▶ [Stated problem]: Each entry has to be copied exactly, with nothing missed.

▶ [Records for processing]:

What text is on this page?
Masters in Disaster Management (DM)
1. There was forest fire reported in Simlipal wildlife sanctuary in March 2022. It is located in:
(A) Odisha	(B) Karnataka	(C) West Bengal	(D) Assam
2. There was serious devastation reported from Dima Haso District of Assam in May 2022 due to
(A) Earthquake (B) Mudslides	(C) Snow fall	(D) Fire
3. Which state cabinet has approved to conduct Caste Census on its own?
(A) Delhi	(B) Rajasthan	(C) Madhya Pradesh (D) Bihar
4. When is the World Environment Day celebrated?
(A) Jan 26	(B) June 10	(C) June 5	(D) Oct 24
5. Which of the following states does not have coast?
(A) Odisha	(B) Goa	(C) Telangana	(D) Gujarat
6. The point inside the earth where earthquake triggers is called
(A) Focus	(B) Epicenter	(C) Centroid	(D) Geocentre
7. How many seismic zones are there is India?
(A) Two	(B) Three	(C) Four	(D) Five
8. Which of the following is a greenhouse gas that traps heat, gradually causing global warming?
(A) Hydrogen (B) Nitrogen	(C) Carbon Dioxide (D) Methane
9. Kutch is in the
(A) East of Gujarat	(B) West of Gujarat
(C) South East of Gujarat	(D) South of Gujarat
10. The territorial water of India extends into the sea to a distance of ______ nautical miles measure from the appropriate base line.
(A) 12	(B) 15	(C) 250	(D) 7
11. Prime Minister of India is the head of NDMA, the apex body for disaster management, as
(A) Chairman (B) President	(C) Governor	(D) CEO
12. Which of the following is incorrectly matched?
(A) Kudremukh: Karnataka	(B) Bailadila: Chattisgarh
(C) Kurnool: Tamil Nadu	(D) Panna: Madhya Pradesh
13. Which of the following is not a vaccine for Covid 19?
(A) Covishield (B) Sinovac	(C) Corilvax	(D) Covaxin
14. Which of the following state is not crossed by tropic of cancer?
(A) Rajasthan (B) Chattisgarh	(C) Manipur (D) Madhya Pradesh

▶ [The answer]:
What text is on this page?
Masters in Disaster Management (DM)
1. There was forest fire reported in Simlipal wildlife sanctuary in March 2022. It is located in:
(A) Odisha	(B) Karnataka	(C) West Bengal	(D) Assam
2. There was serious devastation reported from Dima Haso District of Assam in May 2022 due to
(A) Earthquake (B) Mudslides	(C) Snow fall	(D) Fire
3. Which state cabinet has approved to conduct Caste Census on its own?
(A) Delhi	(B) Rajasthan	(C) Madhya Pradesh (D) Bihar
4. When is the World Environment Day celebrated?
(A) Jan 26	(B) June 10	(C) June 5	(D) Oct 24
5. Which of the following states does not have coast?
(A) Odisha	(B) Goa	(C) Telangana	(D) Gujarat
6. The point inside the earth where earthquake triggers is called
(A) Focus	(B) Epicenter	(C) Centroid	(D) Geocentre
7. How many seismic zones are there is India?
(A) Two	(B) Three	(C) Four	(D) Five
8. Which of the following is a greenhouse gas that traps heat, gradually causing global warming?
(A) Hydrogen (B) Nitrogen	(C) Carbon Dioxide (D) Methane
9. Kutch is in the
(A) East of Gujarat	(B) West of Gujarat
(C) South East of Gujarat	(D) South of Gujarat
10. The territorial water of India extends into the sea to a distance of ______ nautical miles measure from the appropriate base line.
(A) 12	(B) 15	(C) 250	(D) 7
11. Prime Minister of India is the head of NDMA, the apex body for disaster management, as
(A) Chairman (B) President	(C) Governor	(D) CEO
12. Which of the following is incorrectly matched?
(A) Kudremukh: Karnataka	(B) Bailadila: Chattisgarh
(C) Kurnool: Tamil Nadu	(D) Panna: Madhya Pradesh
13. Which of the following is not a vaccine for Covid 19?
(A) Covishield (B) Sinovac	(C) Corilvax	(D) Covaxin
14. Which of the following state is not crossed by tropic of cancer?
(A) Rajasthan (B) Chattisgarh	(C) Manipur (D) Madhya Pradesh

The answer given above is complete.